### RECORD LIST
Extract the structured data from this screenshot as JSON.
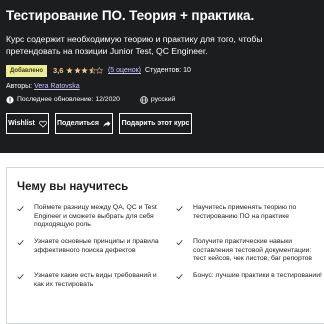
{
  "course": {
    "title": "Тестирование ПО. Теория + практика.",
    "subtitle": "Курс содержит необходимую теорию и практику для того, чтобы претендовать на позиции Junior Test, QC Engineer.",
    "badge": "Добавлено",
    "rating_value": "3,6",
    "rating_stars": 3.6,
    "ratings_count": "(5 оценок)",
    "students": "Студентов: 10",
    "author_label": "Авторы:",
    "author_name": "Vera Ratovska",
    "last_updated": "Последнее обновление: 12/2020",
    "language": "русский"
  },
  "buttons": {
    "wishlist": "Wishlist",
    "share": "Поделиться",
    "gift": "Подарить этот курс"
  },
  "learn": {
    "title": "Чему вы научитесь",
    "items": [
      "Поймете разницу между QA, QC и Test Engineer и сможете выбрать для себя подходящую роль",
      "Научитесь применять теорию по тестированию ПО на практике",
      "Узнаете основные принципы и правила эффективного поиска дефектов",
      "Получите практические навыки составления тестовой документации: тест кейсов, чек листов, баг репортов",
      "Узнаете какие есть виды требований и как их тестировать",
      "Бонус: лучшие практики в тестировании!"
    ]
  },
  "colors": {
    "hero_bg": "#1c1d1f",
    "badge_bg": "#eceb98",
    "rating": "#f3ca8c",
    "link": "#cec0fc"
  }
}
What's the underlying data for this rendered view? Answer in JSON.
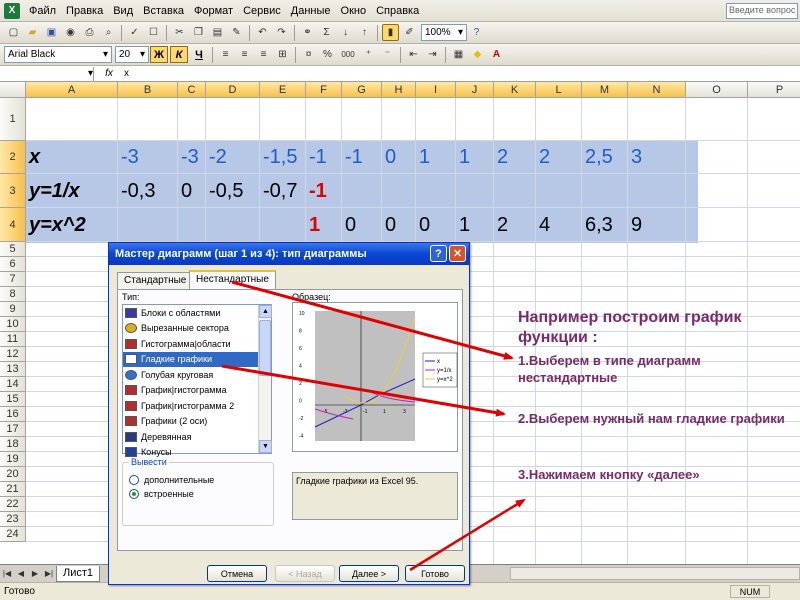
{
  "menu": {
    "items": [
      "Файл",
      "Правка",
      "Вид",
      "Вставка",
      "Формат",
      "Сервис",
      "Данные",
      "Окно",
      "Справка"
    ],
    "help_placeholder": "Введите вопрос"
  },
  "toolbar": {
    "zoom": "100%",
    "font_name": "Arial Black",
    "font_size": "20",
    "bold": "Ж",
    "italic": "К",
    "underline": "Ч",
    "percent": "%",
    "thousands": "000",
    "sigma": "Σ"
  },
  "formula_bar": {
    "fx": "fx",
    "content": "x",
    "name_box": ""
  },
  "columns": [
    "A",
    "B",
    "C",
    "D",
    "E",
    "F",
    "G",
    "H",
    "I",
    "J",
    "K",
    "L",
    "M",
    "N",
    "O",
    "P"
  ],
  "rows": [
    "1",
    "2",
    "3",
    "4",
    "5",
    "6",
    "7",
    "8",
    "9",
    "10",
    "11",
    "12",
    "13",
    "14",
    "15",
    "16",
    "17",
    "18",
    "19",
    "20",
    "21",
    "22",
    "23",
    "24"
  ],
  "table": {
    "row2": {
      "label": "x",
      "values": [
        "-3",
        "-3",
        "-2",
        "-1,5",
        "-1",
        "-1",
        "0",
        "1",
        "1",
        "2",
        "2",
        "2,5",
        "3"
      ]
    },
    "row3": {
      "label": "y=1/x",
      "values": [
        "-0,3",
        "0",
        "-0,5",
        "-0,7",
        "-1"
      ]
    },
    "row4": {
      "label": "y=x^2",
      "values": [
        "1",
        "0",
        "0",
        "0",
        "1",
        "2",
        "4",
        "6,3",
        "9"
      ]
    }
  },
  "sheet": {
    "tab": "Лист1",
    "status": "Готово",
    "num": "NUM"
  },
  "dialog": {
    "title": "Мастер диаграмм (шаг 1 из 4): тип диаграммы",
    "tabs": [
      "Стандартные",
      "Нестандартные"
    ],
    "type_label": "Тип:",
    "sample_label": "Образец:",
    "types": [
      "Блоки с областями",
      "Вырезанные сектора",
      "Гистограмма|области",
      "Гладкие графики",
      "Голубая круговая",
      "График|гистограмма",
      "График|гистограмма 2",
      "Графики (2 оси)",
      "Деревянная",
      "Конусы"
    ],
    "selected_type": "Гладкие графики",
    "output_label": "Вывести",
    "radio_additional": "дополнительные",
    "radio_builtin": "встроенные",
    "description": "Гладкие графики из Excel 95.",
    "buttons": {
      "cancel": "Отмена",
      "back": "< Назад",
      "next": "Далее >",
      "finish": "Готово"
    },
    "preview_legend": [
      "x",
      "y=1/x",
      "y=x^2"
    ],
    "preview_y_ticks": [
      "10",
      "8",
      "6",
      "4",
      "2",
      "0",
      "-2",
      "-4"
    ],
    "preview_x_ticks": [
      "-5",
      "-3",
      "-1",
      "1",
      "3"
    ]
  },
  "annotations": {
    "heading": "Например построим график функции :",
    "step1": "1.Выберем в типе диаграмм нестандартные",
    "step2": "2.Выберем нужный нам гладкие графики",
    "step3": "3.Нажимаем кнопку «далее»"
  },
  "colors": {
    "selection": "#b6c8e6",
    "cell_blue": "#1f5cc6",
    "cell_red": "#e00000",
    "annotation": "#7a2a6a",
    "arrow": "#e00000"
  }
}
######
### RECORD LIST
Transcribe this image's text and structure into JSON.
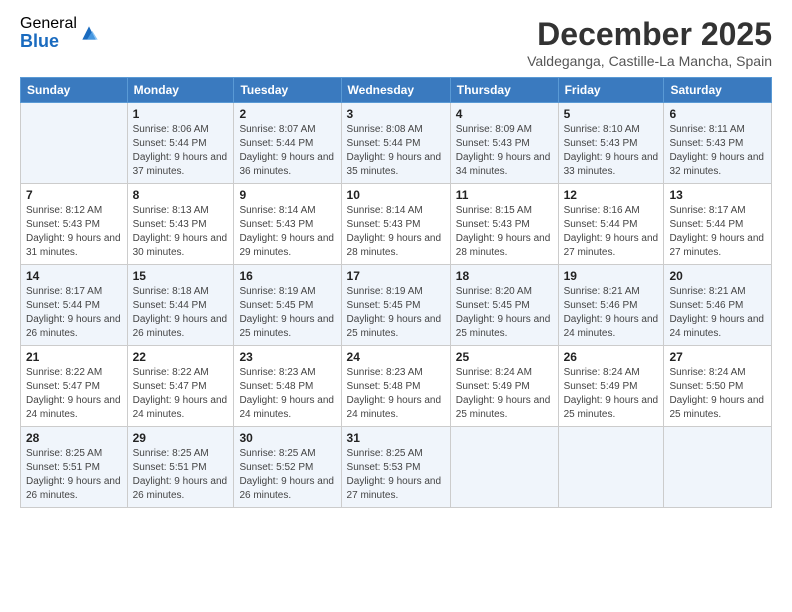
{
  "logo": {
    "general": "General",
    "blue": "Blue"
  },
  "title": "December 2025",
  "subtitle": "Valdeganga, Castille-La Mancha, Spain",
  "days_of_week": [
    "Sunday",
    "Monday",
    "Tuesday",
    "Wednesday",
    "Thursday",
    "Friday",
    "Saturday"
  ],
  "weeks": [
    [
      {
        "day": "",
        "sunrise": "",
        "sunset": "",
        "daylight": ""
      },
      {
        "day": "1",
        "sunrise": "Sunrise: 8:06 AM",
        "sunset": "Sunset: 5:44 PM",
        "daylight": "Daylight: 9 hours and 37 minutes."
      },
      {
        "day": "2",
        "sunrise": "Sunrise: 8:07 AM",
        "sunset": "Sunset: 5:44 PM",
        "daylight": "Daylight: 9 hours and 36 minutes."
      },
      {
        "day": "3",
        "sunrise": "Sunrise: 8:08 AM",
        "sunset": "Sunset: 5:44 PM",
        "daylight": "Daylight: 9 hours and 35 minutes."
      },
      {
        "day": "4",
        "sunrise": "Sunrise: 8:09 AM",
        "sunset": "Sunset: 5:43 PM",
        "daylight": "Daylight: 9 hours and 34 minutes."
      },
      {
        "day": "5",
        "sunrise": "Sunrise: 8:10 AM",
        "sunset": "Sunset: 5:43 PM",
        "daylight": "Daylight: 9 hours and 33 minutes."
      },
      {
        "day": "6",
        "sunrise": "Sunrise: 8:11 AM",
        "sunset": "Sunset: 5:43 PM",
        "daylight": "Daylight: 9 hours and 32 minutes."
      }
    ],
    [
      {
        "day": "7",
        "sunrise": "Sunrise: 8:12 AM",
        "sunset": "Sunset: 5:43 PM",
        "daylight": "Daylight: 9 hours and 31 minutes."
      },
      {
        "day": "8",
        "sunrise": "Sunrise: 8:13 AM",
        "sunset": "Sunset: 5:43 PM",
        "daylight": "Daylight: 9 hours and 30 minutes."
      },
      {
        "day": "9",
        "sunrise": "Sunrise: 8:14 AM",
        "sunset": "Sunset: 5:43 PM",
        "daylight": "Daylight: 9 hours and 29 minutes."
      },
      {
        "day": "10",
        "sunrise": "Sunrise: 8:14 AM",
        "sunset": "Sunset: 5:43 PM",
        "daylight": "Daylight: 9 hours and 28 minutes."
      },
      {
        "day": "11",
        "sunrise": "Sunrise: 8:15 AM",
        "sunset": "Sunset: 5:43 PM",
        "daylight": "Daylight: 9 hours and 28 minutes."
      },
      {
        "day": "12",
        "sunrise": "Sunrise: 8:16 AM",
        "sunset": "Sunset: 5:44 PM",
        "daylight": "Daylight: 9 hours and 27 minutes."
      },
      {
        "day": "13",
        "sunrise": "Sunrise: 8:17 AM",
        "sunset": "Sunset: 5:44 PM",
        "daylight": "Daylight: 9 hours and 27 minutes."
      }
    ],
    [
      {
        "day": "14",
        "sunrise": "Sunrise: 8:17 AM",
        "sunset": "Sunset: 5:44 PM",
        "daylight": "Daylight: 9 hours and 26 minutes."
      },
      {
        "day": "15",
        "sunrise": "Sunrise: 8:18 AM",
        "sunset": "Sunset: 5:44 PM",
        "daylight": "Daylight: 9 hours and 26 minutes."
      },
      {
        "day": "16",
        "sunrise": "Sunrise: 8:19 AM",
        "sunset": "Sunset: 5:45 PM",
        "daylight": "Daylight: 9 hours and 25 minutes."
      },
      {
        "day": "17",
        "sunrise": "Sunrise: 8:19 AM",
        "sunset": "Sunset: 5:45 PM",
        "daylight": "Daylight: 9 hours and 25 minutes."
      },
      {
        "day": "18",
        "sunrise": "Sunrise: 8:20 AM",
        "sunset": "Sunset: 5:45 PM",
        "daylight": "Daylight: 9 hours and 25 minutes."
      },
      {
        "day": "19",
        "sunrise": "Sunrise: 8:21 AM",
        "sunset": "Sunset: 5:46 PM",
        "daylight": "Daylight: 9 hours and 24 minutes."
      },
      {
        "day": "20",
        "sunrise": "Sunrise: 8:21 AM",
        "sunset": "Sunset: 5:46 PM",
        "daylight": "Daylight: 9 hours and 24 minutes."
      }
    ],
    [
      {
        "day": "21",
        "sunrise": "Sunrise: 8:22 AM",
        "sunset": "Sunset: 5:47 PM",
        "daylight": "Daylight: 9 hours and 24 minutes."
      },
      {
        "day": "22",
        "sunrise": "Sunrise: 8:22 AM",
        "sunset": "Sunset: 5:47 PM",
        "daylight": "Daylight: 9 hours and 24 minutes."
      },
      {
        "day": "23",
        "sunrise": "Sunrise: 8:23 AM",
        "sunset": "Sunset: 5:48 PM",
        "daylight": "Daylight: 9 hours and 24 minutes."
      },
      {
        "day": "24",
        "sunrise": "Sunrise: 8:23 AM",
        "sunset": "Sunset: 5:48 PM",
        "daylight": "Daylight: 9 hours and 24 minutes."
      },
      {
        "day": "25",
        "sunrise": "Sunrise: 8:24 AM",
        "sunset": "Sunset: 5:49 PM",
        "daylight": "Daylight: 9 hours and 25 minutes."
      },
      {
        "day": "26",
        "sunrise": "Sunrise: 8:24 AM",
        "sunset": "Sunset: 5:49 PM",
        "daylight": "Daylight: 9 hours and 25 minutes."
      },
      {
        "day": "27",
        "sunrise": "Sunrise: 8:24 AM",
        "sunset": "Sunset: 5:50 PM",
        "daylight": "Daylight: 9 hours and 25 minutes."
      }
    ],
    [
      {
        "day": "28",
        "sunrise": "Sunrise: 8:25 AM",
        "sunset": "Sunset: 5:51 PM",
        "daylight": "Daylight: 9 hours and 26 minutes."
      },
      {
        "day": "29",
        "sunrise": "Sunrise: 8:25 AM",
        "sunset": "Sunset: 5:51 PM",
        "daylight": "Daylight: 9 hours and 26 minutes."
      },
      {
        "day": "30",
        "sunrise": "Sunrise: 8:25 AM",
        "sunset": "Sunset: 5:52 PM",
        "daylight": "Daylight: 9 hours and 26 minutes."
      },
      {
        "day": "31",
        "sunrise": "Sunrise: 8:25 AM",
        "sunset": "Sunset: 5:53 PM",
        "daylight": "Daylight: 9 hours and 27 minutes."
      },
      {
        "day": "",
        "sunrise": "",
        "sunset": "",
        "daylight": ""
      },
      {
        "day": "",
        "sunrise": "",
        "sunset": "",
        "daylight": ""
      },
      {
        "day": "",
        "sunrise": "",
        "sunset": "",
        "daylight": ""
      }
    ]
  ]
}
######
WRITTEN PROBLEM => Tell how many lines hold the string "data", giving the number and nothing else.

WORKED SOLUTION => 2